TASKS TO CARRY OUT:
1 > According to the tutorial, which model suits financial texts?
2 > Copy the tutorial word for word, starting at "7. **Time vs" and ending at "for financial data)".

TEXT:
1. **Start Simple**: Begin with traditional ML models to establish baselines
2. **Use Transformers for Better Performance**: DistilBERT and similar models often provide significant improvements
3. **Consider LLMs for Complex Tasks**: Use GPT, Claude, or Gemini for tasks requiring reasoning
4. **Monitor Costs**: Be aware of API costs when using commercial LLMs
5. **Validate Results**: Always use proper train/validation/test splits
6. **Choose Appropriate Models**: Consider your specific domain (e.g., FinBERT for financial texts)
7. **Time vs Accuracy Trade-offs**: Traditional ML is fastest, transformers balance speed and accuracy, LLMs are most flexible but slowest

## Next Steps

- Experiment with different transformer architectures
- Try few-shot learning with LLMs
- Implement active learning pipelines
- Explore multi-label classification
- Consider model ensembling techniques
- Use domain-specific models (like FinBERT for financial data)

This tutorial provides a comprehensive introduction to classification with BilbyStats. Adapt the code to your specific use case and data!

EXCERPTED DATA:
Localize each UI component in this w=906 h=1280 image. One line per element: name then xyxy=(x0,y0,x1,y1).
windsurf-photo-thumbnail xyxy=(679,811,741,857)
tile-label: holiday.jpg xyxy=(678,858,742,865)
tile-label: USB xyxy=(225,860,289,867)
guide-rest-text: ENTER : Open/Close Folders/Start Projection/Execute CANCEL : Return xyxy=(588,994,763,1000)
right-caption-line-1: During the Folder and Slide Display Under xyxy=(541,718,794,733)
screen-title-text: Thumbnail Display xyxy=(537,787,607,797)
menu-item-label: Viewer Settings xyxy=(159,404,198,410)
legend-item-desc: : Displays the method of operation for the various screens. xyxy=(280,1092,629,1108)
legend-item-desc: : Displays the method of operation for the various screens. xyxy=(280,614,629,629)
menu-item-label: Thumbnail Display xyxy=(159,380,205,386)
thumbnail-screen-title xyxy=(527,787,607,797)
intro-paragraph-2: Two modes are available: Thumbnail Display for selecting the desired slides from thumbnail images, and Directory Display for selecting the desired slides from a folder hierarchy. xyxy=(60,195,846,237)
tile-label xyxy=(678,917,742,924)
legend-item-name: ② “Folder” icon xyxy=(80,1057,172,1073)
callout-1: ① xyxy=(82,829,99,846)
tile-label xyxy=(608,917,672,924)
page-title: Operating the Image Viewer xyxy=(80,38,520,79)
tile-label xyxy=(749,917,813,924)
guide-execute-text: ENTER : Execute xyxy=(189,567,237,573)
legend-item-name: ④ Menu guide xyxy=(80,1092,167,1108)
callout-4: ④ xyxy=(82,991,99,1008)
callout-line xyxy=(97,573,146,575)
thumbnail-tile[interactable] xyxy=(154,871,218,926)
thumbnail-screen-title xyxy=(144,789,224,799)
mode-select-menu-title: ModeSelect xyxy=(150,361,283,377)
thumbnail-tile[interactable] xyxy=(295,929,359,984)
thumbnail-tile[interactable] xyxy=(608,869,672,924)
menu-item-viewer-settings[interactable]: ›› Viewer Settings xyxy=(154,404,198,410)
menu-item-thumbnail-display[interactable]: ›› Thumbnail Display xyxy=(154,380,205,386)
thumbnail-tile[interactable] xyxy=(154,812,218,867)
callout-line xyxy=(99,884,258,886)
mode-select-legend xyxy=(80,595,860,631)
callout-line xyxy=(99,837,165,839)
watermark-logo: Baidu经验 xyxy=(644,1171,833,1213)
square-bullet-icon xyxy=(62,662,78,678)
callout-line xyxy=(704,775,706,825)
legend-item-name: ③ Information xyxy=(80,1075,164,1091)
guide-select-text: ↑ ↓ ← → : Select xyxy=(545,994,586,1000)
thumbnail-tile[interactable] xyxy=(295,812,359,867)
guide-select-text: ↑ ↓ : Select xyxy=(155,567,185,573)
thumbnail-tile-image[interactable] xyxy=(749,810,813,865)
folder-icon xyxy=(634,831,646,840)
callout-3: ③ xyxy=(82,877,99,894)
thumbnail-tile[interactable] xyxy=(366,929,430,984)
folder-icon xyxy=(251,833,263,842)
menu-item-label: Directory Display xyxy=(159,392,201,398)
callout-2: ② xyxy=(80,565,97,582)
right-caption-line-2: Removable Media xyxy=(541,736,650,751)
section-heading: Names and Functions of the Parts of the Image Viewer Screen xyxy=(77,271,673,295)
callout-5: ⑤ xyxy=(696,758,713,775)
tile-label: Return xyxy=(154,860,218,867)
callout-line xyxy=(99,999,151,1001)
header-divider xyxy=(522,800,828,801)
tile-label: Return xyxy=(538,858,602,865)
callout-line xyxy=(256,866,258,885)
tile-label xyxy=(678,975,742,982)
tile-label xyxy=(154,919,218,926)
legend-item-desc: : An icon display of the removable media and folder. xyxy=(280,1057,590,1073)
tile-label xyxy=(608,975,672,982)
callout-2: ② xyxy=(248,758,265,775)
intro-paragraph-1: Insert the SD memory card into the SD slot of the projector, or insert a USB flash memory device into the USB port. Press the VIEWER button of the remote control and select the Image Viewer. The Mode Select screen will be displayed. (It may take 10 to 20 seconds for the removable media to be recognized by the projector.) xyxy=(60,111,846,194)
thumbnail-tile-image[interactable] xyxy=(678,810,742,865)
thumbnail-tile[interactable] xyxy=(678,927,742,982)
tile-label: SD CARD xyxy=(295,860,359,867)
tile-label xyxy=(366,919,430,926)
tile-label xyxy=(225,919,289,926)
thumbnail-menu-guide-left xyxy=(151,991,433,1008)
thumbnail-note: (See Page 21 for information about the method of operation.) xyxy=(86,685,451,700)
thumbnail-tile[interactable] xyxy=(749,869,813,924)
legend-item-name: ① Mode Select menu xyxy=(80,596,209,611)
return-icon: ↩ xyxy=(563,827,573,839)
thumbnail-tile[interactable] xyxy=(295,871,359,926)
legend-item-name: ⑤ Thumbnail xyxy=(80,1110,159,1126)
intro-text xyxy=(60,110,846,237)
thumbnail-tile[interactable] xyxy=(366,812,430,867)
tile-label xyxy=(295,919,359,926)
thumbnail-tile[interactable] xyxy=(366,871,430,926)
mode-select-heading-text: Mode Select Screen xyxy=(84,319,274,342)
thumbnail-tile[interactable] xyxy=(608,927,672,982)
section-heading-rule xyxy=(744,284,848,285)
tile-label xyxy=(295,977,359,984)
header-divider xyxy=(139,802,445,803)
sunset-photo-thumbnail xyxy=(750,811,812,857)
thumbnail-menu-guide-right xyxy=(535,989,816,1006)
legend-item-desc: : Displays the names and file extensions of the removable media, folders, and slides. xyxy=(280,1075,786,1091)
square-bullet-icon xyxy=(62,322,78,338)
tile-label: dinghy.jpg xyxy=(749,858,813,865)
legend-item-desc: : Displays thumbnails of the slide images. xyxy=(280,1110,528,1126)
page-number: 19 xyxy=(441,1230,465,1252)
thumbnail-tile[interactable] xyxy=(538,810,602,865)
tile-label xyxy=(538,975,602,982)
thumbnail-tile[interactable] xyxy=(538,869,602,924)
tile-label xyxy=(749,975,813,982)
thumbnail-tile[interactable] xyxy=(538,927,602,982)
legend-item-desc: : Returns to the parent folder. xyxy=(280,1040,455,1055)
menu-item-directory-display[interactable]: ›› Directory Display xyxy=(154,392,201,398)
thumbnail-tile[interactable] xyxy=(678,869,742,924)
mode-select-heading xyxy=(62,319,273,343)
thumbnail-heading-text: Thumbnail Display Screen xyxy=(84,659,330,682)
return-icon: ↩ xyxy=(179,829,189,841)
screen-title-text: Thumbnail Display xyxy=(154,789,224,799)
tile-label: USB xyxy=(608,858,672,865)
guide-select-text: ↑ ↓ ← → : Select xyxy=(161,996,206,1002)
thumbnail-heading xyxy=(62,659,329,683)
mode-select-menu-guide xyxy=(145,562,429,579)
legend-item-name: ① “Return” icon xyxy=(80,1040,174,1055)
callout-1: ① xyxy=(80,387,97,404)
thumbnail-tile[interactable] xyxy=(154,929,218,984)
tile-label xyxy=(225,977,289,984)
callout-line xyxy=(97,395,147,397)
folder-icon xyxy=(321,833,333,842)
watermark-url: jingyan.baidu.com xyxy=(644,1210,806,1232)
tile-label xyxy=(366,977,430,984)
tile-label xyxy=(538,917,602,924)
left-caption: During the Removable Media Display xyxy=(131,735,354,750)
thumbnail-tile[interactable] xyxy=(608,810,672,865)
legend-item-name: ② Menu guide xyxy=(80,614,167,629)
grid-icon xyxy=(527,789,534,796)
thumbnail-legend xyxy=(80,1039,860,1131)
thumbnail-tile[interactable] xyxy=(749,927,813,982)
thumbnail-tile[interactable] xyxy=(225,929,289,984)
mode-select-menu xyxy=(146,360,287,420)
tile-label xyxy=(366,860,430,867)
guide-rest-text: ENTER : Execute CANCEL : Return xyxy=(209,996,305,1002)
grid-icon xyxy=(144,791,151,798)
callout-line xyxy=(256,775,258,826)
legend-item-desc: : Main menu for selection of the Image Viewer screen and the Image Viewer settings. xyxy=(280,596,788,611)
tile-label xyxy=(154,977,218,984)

ANSWERS PROVIDED:
1 > FinBERT

2 >
7. **Time vs Accuracy Trade-offs**: Traditional ML is fastest, transformers balance speed and accuracy, LLMs are most flexible but slowest

## Next Steps

- Experiment with different transformer architectures
- Try few-shot learning with LLMs
- Implement active learning pipelines
- Explore multi-label classification
- Consider model ensembling techniques
- Use domain-specific models (like FinBERT for financial data)